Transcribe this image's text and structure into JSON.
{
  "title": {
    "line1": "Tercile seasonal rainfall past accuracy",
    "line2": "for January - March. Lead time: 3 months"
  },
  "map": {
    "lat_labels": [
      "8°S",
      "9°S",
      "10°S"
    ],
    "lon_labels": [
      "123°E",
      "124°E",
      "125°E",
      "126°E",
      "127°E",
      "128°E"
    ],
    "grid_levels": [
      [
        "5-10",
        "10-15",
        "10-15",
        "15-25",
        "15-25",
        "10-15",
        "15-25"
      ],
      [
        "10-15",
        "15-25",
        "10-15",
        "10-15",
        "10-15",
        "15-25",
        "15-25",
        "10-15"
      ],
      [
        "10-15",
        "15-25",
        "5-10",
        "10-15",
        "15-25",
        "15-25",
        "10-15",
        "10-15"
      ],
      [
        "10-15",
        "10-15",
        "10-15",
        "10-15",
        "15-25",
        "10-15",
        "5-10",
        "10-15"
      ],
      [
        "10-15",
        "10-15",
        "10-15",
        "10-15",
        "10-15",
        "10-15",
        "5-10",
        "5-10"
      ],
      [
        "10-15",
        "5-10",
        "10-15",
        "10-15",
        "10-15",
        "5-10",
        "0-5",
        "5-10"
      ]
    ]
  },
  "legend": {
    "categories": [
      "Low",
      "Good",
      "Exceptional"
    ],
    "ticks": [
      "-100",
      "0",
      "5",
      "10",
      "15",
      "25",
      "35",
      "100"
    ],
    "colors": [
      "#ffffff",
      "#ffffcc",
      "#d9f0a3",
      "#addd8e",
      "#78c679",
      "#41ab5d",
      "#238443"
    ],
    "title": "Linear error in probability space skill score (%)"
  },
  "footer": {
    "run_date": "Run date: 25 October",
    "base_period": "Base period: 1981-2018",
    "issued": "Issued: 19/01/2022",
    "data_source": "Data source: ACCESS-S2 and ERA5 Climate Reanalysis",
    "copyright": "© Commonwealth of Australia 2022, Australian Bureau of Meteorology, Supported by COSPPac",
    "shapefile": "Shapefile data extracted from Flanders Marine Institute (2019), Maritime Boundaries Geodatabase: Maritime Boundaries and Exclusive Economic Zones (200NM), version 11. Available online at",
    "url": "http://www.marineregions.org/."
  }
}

* **PROBLEM TO WORK ON**
Each line that holds the string "title" counts once; give the total and nothing else.

* **THE RESPONSE**
2